» **Provided records**
┄┄┄┄┄┄┄┄┄┄
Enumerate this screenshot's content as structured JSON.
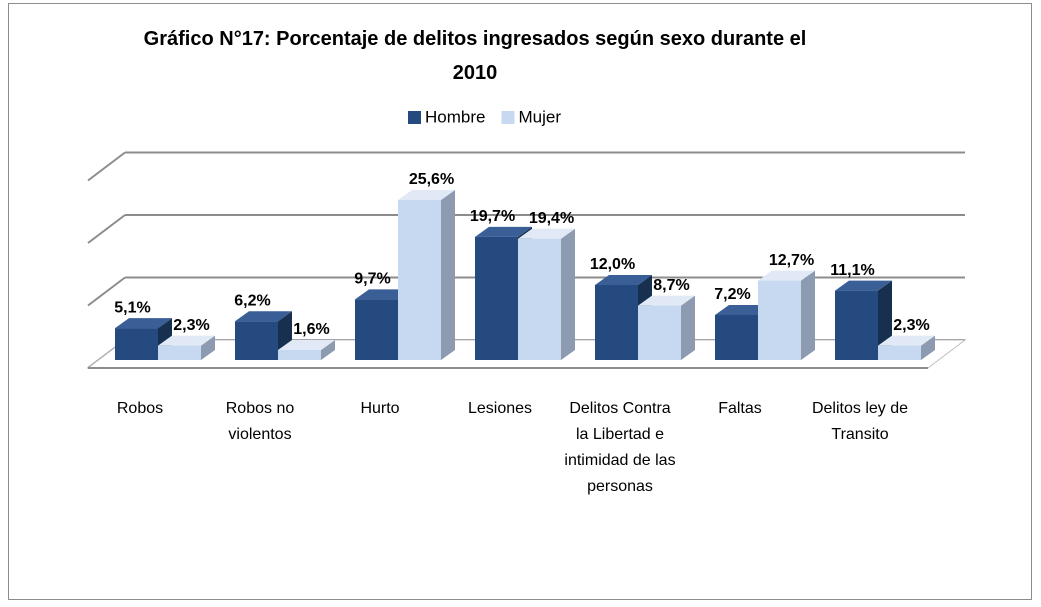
{
  "chart_data": {
    "type": "bar3d",
    "title": "Gráfico N°17: Porcentaje de delitos ingresados según sexo durante el 2010",
    "categories": [
      "Robos",
      "Robos no violentos",
      "Hurto",
      "Lesiones",
      "Delitos Contra la Libertad e intimidad de las personas",
      "Faltas",
      "Delitos ley de Transito"
    ],
    "series": [
      {
        "name": "Hombre",
        "color": "#254a7f",
        "values": [
          5.1,
          6.2,
          9.7,
          19.7,
          12.0,
          7.2,
          11.1
        ],
        "value_labels": [
          "5,1%",
          "6,2%",
          "9,7%",
          "19,7%",
          "12,0%",
          "7,2%",
          "11,1%"
        ]
      },
      {
        "name": "Mujer",
        "color": "#c6d9f1",
        "values": [
          2.3,
          1.6,
          25.6,
          19.4,
          8.7,
          12.7,
          2.3
        ],
        "value_labels": [
          "2,3%",
          "1,6%",
          "25,6%",
          "19,4%",
          "8,7%",
          "12,7%",
          "2,3%"
        ]
      }
    ],
    "ylim": [
      0,
      30
    ],
    "yticks": [
      0,
      10,
      20,
      30
    ],
    "grid": true,
    "legend": "top"
  }
}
┄┄┄┄┄┄┄┄┄┄
Each record must be quoted in full and exactly. Do not include the pictures.

» **Result**
Enumerate this screenshot's content as structured JSON.
{
  "chart_data": {
    "type": "bar3d",
    "title": "Gráfico N°17: Porcentaje de delitos ingresados según sexo durante el 2010",
    "categories": [
      "Robos",
      "Robos no violentos",
      "Hurto",
      "Lesiones",
      "Delitos Contra la Libertad e intimidad de las personas",
      "Faltas",
      "Delitos ley de Transito"
    ],
    "series": [
      {
        "name": "Hombre",
        "color": "#254a7f",
        "values": [
          5.1,
          6.2,
          9.7,
          19.7,
          12.0,
          7.2,
          11.1
        ],
        "value_labels": [
          "5,1%",
          "6,2%",
          "9,7%",
          "19,7%",
          "12,0%",
          "7,2%",
          "11,1%"
        ]
      },
      {
        "name": "Mujer",
        "color": "#c6d9f1",
        "values": [
          2.3,
          1.6,
          25.6,
          19.4,
          8.7,
          12.7,
          2.3
        ],
        "value_labels": [
          "2,3%",
          "1,6%",
          "25,6%",
          "19,4%",
          "8,7%",
          "12,7%",
          "2,3%"
        ]
      }
    ],
    "ylim": [
      0,
      30
    ],
    "yticks": [
      0,
      10,
      20,
      30
    ],
    "grid": true,
    "legend": "top"
  }
}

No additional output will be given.